• [TASK OBJECTIVE]:
Copy every line that contains the string "marker" from the entries below.

BEGIN DATASET CONTENT

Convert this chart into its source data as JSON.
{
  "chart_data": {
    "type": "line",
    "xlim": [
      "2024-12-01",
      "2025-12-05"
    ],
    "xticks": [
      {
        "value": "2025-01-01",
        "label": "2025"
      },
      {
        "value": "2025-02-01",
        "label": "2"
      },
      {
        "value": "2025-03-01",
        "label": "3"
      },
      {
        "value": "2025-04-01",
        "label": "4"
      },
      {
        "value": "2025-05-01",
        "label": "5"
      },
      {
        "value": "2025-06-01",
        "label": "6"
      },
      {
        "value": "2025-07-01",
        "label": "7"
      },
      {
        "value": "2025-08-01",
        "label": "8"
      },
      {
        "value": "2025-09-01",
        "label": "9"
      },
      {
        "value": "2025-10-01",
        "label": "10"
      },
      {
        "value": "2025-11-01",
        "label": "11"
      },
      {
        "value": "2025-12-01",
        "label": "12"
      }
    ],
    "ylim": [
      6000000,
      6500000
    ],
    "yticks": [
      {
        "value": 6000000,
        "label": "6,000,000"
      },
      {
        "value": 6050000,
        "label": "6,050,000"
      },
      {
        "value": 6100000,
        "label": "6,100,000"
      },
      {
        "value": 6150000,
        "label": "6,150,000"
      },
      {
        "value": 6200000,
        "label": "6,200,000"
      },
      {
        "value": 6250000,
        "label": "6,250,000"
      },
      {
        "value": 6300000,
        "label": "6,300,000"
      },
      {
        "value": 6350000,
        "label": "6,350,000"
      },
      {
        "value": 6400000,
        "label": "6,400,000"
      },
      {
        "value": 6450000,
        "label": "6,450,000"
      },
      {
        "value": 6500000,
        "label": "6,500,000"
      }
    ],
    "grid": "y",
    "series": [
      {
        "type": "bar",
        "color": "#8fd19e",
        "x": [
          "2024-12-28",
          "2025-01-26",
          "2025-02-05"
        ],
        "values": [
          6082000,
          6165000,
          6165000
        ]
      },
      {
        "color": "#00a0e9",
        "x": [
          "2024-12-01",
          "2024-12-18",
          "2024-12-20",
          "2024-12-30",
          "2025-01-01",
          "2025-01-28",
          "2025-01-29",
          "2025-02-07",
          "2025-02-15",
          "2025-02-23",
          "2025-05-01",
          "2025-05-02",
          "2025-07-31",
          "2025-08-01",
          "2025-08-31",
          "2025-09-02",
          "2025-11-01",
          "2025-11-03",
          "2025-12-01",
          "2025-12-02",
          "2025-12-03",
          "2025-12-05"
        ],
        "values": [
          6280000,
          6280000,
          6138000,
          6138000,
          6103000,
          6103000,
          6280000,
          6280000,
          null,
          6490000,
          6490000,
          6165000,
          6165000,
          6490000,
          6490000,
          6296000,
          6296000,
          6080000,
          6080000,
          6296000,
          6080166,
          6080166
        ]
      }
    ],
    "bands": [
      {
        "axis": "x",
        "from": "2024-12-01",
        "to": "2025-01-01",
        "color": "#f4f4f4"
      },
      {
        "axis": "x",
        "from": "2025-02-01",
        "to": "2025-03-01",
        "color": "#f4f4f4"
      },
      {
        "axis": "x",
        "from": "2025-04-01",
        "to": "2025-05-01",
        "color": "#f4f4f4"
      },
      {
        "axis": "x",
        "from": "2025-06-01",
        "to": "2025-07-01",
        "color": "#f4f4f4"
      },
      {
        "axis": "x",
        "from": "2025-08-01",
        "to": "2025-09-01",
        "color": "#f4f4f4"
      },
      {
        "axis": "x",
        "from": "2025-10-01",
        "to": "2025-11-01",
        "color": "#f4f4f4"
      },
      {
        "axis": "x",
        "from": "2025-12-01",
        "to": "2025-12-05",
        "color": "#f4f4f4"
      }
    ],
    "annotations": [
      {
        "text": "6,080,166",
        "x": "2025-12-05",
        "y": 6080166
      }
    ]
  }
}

END DATASET CONTENT
BEGIN DATASET CONTENT

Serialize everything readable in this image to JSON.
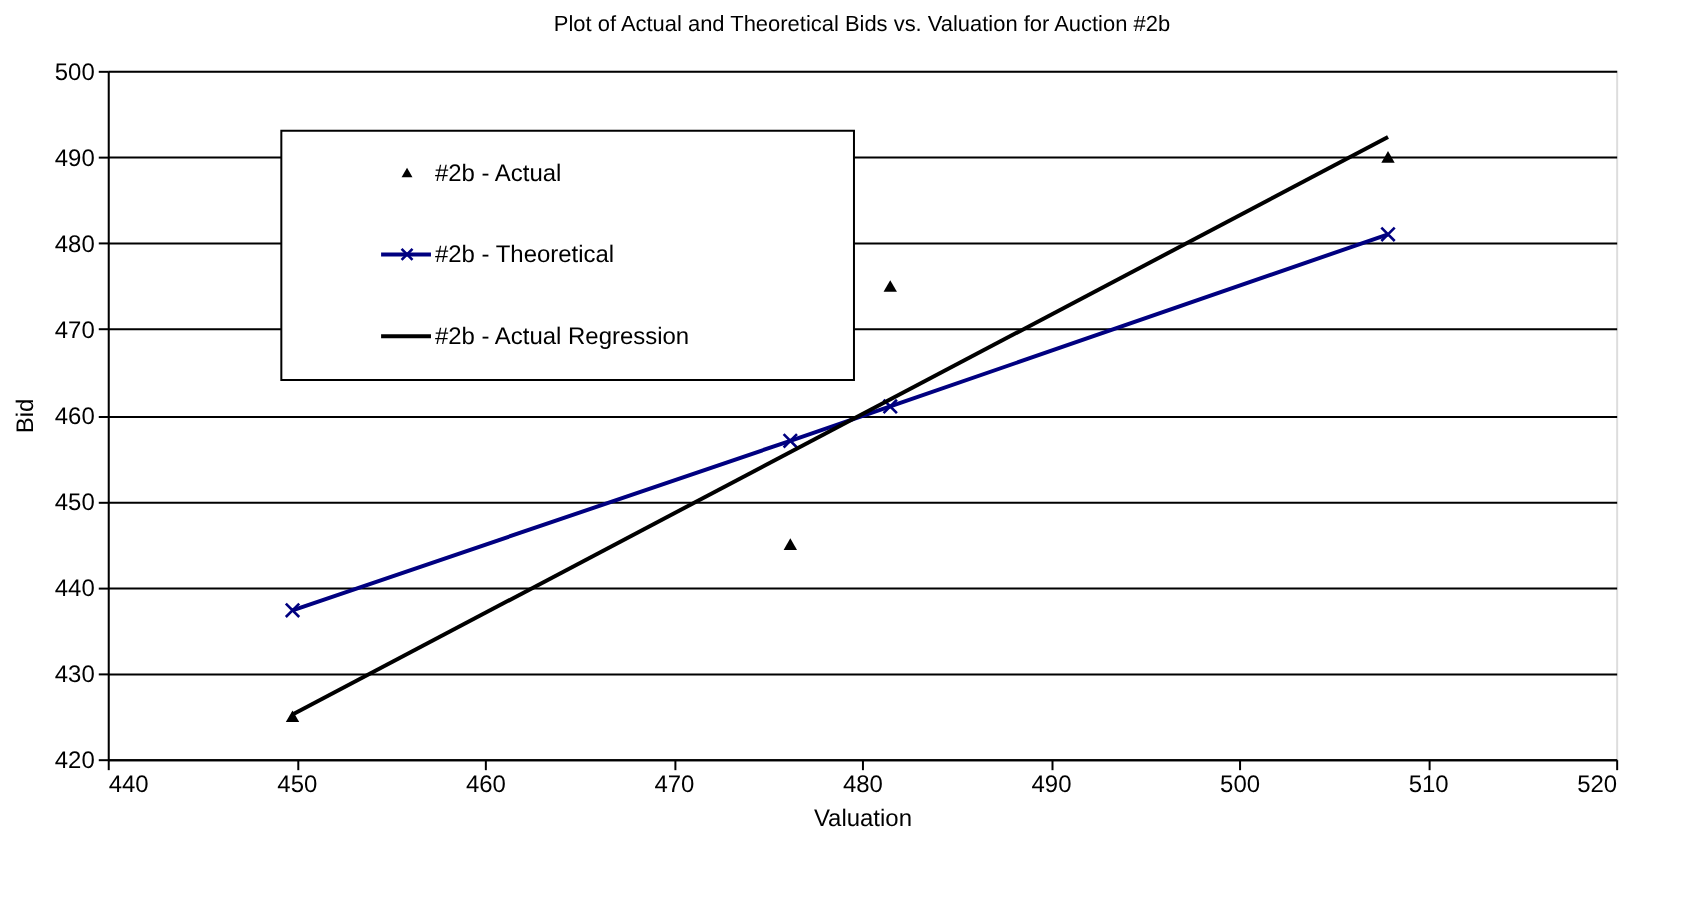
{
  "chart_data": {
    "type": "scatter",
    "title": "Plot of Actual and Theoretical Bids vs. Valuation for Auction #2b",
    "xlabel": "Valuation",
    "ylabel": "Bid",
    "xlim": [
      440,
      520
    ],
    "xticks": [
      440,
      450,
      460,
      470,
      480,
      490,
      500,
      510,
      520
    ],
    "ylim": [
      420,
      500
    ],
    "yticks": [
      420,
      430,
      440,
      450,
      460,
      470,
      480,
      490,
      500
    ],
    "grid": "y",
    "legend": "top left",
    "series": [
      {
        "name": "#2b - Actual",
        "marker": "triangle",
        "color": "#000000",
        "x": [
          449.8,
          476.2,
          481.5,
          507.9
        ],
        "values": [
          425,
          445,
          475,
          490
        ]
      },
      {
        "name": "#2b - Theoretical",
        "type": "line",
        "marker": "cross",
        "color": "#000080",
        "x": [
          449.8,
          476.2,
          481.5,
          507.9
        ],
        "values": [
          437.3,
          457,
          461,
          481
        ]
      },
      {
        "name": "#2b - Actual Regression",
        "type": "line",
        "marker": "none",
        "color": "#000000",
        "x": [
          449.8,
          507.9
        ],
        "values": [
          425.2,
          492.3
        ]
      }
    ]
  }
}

END DATASET CONTENT
BEGIN DATASET CONTENT

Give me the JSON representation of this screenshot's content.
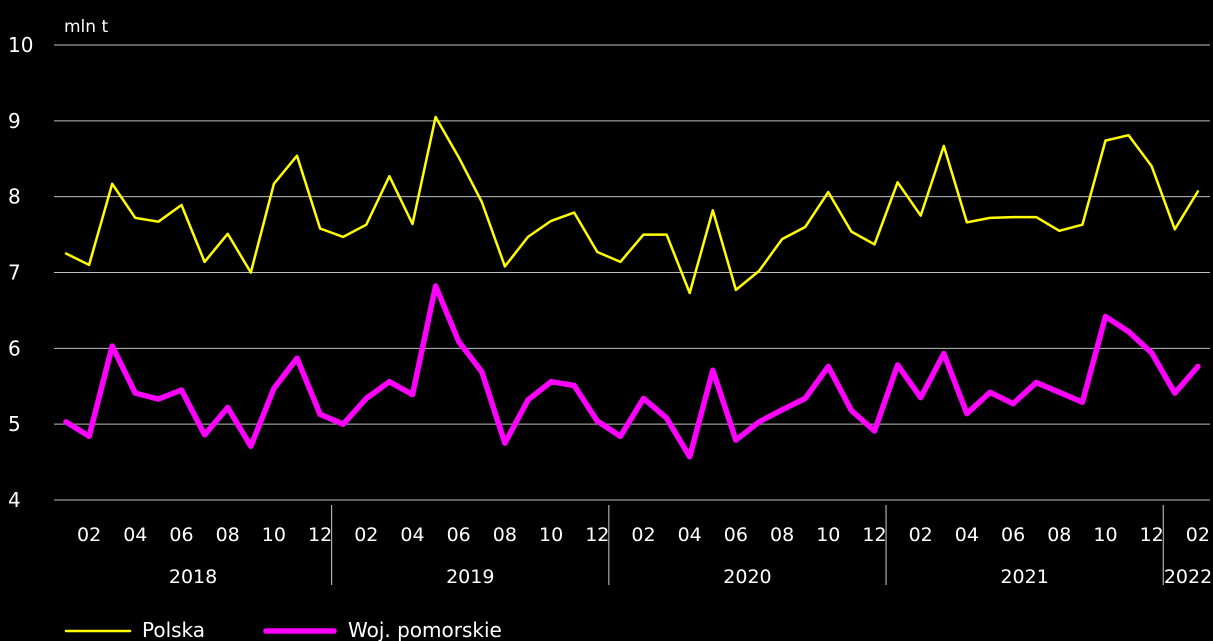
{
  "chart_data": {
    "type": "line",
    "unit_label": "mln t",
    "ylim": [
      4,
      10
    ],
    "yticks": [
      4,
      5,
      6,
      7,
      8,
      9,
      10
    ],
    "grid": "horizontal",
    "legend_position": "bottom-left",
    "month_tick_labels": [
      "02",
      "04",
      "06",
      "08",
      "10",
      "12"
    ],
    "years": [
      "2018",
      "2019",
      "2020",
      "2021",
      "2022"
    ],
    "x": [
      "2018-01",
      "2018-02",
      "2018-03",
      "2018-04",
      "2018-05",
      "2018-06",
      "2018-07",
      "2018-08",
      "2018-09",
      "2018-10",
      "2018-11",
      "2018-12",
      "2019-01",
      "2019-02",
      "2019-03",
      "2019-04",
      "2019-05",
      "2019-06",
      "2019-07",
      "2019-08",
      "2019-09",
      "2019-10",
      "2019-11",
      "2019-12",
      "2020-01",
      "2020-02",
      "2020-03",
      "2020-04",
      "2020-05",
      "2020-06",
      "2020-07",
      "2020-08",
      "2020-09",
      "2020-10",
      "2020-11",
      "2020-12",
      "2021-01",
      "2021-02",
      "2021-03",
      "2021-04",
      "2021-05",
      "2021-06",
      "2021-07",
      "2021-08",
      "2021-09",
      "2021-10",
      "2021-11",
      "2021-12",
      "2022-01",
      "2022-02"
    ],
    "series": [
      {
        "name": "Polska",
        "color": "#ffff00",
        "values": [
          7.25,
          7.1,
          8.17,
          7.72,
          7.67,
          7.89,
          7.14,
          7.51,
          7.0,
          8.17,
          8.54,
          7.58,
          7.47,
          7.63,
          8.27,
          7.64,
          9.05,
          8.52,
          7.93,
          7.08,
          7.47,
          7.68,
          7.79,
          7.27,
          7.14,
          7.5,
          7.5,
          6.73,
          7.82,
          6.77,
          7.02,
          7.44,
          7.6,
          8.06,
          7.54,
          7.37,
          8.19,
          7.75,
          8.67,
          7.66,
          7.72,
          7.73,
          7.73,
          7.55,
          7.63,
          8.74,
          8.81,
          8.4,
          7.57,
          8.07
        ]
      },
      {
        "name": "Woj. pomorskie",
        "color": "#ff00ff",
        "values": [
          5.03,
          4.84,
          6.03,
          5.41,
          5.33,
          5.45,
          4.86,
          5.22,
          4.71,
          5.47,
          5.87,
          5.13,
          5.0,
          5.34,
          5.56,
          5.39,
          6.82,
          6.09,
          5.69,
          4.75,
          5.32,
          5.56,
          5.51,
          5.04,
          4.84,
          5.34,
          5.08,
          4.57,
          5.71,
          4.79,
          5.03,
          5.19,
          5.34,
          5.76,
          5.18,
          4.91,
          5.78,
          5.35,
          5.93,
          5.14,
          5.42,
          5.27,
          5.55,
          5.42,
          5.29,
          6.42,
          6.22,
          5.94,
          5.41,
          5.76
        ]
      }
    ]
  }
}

END DATASET CONTENT

• [FINAL RESULT]:
        "marker": "triangle",
        "marker": "cross",
        "marker": "none",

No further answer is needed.